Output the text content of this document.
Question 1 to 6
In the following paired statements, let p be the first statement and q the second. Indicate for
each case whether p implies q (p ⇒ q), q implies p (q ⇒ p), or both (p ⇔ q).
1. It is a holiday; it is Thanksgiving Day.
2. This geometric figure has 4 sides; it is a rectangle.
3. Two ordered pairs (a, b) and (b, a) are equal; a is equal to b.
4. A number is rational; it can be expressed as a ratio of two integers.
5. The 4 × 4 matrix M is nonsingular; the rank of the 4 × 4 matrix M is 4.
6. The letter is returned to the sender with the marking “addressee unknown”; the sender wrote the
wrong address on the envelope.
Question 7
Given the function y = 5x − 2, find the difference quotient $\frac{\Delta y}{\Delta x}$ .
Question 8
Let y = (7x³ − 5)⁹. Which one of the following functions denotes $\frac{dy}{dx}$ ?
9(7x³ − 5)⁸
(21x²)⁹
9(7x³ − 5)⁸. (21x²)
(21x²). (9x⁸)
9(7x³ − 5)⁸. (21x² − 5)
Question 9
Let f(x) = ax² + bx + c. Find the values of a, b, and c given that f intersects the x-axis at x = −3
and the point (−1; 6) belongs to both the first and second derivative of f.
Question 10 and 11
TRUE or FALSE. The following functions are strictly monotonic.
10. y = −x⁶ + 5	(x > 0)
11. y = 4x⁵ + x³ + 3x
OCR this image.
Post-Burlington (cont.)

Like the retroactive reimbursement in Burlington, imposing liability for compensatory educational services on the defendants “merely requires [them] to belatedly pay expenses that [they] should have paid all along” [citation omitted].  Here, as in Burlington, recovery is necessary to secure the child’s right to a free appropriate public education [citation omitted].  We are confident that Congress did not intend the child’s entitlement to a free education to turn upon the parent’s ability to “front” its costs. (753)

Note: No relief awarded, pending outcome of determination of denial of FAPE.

▬▬▬

Objective
Repeat every line of the material exactly as given.

The response
Output the text content of this document.
Question 1 to 6
In the following paired statements, let p be the first statement and q the second. Indicate for
each case whether p implies q (p ⇒ q), q implies p (q ⇒ p), or both (p ⇔ q).
1. It is a holiday; it is Thanksgiving Day.
2. This geometric figure has 4 sides; it is a rectangle.
3. Two ordered pairs (a, b) and (b, a) are equal; a is equal to b.
4. A number is rational; it can be expressed as a ratio of two integers.
5. The 4 × 4 matrix M is nonsingular; the rank of the 4 × 4 matrix M is 4.
6. The letter is returned to the sender with the marking “addressee unknown”; the sender wrote the
wrong address on the envelope.
Question 7
Given the function y = 5x − 2, find the difference quotient $\frac{\Delta y}{\Delta x}$ .
Question 8
Let y = (7x³ − 5)⁹. Which one of the following functions denotes $\frac{dy}{dx}$ ?
9(7x³ − 5)⁸
(21x²)⁹
9(7x³ − 5)⁸. (21x²)
(21x²). (9x⁸)
9(7x³ − 5)⁸. (21x² − 5)
Question 9
Let f(x) = ax² + bx + c. Find the values of a, b, and c given that f intersects the x-axis at x = −3
and the point (−1; 6) belongs to both the first and second derivative of f.
Question 10 and 11
TRUE or FALSE. The following functions are strictly monotonic.
10. y = −x⁶ + 5	(x > 0)
11. y = 4x⁵ + x³ + 3x
OCR this image.
Post-Burlington (cont.)

Like the retroactive reimbursement in Burlington, imposing liability for compensatory educational services on the defendants “merely requires [them] to belatedly pay expenses that [they] should have paid all along” [citation omitted].  Here, as in Burlington, recovery is necessary to secure the child’s right to a free appropriate public education [citation omitted].  We are confident that Congress did not intend the child’s entitlement to a free education to turn upon the parent’s ability to “front” its costs. (753)

Note: No relief awarded, pending outcome of determination of denial of FAPE.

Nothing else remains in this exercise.